**Short problem A:** In the Android 13 feature text, what must devices have in order to provide Bluetooth LE Audio streaming?
**Short problem B:** Update the Android 13 feature text starting at "Android 13 is" and ending at "hearing aid protocol.", replacing "earbuds" with "earphones".

Support for Bluetooth Low-Energy Audio

Android 13 is the first version of Android to introduce fully-fleshed-out support for Bluetooth Low-Energy Audio. The standard is meant as a replacement or at least an alternative for regular Bluetooth audio streaming, and it brings a whole slew of improvements to the table: lower energy consumption at almost the same audio quality, multi-stream support to send signals to both of your earbuds at the same time (or to multiple headphones/speakers at once), and full support for the features introduced in Google’s Bluetooth hearing aid protocol.

Devices will need to be equipped with the appropriate hardware to provide you with Bluetooth LE Audio streaming, but this will only be a question of time as new phones, tablets, headphones, and speakers are released.

The return of Assistant gestures

Gesture navigation may be the future of interacting with your phone. Still, many people prefer the three-button navigation of old, whether for accessibility reasons or just because they’re used to it. Those who do can now optionally enjoy using Assistant via a long-press on the Home button again.

**Data rows:**
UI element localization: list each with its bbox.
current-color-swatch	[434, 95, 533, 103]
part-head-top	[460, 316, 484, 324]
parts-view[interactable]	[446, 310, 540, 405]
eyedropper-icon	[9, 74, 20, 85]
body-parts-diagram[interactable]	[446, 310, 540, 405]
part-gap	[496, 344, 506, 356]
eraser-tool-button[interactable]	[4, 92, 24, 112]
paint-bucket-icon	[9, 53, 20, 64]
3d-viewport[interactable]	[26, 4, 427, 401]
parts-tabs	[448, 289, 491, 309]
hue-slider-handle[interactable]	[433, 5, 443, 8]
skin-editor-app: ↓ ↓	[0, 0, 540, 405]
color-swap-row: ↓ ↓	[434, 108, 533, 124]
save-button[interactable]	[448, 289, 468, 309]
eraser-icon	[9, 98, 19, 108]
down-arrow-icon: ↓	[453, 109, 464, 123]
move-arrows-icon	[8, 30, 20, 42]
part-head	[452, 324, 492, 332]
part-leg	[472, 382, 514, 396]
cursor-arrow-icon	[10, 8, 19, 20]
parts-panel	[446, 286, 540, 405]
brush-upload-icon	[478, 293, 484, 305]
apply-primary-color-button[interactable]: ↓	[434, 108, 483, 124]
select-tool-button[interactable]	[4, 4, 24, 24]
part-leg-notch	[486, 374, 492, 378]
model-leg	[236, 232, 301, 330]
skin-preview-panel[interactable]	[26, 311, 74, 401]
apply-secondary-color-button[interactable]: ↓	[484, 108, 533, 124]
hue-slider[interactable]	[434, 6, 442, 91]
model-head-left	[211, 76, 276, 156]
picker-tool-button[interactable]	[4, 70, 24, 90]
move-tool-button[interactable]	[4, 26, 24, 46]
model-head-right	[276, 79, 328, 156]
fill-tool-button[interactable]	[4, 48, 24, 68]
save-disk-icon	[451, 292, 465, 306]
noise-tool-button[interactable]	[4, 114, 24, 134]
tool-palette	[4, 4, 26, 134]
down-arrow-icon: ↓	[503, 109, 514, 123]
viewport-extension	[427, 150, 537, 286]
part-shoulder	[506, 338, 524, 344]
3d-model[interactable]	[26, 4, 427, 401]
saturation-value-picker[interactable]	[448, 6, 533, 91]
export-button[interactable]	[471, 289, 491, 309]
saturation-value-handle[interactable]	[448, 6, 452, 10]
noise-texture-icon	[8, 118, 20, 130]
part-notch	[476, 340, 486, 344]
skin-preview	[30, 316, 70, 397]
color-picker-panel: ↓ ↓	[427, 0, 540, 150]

**Task answer A:** The appropriate hardware.

**Task answer B:**
Android 13 is the first version of Android to introduce fully-fleshed-out support for Bluetooth Low-Energy Audio. The standard is meant as a replacement or at least an alternative for regular Bluetooth audio streaming, and it brings a whole slew of improvements to the table: lower energy consumption at almost the same audio quality, multi-stream support to send signals to both of your earphones at the same time (or to multiple headphones/speakers at once), and full support for the features introduced in Google’s Bluetooth hearing aid protocol.